### Work to complete
Each line containing the word "color" should be found and copied.

### Entries supplied
◆ ◆ ◆ ◆ ◆ ◆ ◆

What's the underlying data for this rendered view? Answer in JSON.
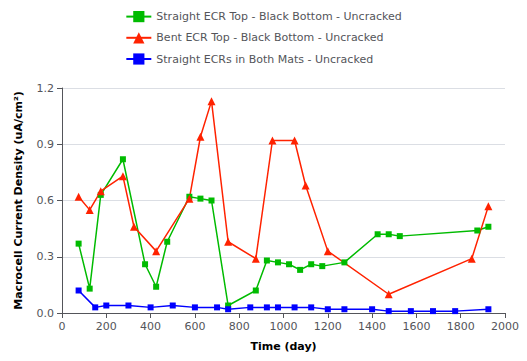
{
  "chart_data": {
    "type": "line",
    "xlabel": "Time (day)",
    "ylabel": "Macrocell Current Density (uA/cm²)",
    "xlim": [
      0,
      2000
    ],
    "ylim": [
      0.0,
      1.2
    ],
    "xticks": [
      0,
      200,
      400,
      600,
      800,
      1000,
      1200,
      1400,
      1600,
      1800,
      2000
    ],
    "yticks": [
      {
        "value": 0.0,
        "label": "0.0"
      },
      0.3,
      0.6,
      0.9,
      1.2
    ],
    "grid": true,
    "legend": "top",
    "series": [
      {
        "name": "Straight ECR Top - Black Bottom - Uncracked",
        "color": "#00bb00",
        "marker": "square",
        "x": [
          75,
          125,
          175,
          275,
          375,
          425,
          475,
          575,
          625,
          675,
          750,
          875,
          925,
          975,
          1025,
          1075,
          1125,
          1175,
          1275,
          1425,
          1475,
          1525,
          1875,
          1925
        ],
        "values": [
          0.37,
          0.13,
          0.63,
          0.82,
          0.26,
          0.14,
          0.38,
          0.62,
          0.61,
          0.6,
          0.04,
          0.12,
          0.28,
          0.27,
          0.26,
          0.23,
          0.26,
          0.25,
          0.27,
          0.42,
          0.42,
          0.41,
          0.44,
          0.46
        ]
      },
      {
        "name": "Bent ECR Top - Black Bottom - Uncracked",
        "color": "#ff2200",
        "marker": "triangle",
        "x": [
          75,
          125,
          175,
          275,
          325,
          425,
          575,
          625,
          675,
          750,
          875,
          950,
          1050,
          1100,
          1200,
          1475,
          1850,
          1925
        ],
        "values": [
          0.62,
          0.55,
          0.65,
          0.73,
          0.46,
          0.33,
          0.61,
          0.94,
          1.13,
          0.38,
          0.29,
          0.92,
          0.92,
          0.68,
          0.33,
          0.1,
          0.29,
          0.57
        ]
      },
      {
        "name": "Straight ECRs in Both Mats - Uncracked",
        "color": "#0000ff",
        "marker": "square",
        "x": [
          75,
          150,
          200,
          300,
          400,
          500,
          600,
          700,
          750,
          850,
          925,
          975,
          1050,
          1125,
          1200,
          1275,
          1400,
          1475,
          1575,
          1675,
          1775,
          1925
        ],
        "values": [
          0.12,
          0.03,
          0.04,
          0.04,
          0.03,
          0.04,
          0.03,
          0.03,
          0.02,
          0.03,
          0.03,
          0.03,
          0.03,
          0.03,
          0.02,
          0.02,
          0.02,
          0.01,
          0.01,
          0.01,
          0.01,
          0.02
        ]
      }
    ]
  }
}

◆ ◆ ◆ ◆ ◆ ◆ ◆

### The completed task
        "color": "#00bb00",
        "color": "#ff2200",
        "color": "#0000ff",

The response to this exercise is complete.